* [IHRE AUFGABE] Welchen Anteil am Beitragssatz zahlen die Arbeitnehmer laut der Meldung zum Zusatzbeitrag der Krankenkassen derzeit?

* [LESETEXT]
━━━━━━━━━━━━━━━━━━━━━━━━━━━━━━

Rheinische Post: SPD will Zusatzbeitrag der Krankenkassen abschaffen

Düsseldorf (ots) - Die SPD will im Fall einer Regierungsübernahme den Zusatzbeitrag der Krankenkassen sofort abschaffen. "Wir wollen den Krankenkassen die Beitragsautonomie zurückgeben und zur paritätischen Finanzierung zwischen Arbeitgebern und Arbeitnehmern zurückkehren", sagte die stellvertretende SPD-Fraktionschefin Elke Ferner der in Düsseldorf erscheinenden "Rheinischen Post" (Donnerstagausgabe). Damit würden die Zusatzbeiträge und Ausschüttungen der Kassen wegfallen. Die beiden Änderungen sollten gleich zu Beginn der Wahlperiode in einem "Vorschaltgesetz" zur Bürgerversicherung geregelt werden, da die Einführung der Bürgerversicherung längere Zeit in Anspruch nehme, erklärte Ferner. Die Rückkehr zur paritätischen Finanzierung der Kassenbeiträge würde für die Arbeitgeber zu einer Mehrbelastung und für die Arbeitnehmer zu einer Entlastung führen. Der Beitragssatz von derzeit 15,5 Prozent wird von Arbeitgebern und Arbeitnehmern gemeinsam getragen. Allerdings zahlen die Arbeitnehmer derzeit 8,2 Prozent, während die Arbeitgeber 7,3 Prozent beisteuern.

━━━━━━━━━━━━━━━━━━━━━━━━━━━━━━

* [Einträge der Sammlung]
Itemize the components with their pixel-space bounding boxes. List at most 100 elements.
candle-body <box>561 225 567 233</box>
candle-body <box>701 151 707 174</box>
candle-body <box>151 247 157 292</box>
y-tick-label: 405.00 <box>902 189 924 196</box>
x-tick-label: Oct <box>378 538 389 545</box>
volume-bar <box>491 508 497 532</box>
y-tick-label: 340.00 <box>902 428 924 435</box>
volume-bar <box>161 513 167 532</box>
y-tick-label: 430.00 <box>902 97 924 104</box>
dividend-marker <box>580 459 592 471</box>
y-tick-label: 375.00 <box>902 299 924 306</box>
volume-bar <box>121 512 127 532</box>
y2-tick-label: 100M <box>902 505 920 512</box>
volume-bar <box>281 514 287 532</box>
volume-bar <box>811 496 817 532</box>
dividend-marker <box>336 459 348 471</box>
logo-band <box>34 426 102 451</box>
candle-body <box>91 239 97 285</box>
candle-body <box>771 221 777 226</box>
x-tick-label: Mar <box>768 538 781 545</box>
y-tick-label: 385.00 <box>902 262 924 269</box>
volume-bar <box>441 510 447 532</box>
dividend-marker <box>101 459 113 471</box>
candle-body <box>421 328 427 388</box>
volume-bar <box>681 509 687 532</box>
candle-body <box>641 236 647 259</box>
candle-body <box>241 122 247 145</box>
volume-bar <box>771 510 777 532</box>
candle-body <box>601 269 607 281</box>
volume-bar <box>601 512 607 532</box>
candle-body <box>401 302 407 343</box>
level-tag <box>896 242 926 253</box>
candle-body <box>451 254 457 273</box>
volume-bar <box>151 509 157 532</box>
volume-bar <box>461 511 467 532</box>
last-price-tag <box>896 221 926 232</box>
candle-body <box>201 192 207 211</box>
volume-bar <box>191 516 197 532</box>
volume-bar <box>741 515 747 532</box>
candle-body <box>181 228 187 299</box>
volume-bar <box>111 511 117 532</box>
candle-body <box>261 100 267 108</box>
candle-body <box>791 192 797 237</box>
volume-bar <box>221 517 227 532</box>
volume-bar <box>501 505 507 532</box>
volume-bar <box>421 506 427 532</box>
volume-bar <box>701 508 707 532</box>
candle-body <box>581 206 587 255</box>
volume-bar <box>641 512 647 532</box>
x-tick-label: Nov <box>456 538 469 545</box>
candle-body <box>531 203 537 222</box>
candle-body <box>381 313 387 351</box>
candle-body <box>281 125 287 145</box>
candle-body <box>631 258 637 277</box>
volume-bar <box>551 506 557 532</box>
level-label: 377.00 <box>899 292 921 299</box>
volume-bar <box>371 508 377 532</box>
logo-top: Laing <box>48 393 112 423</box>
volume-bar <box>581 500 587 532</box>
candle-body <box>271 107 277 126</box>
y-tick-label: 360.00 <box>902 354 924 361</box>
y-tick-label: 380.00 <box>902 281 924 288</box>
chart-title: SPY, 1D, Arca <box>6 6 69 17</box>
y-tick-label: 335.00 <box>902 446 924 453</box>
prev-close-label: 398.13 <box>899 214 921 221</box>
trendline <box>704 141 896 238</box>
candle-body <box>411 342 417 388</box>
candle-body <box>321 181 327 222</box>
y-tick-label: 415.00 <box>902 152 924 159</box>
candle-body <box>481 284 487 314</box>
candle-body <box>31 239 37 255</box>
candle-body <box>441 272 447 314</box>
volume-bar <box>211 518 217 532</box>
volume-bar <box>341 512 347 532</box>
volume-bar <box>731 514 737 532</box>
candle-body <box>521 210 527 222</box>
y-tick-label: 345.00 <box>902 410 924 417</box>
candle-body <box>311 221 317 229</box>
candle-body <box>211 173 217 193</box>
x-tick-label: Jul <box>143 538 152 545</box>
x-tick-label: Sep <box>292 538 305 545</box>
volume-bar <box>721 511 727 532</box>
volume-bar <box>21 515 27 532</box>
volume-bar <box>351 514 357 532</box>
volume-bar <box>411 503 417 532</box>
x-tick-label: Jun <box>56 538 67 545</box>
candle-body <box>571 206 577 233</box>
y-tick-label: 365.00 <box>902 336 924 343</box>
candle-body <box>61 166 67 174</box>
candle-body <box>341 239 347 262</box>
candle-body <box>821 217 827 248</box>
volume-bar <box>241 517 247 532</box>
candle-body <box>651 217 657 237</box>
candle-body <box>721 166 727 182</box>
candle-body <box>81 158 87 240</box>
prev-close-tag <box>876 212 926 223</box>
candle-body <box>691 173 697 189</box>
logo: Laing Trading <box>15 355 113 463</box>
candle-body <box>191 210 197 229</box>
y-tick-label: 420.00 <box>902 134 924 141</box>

━━━━━━━━━━━━━━━━━━━━━━━━━━━━━━

* [GELÖSTE AUFGABE] Die Arbeitnehmer zahlen derzeit 8,2 Prozent.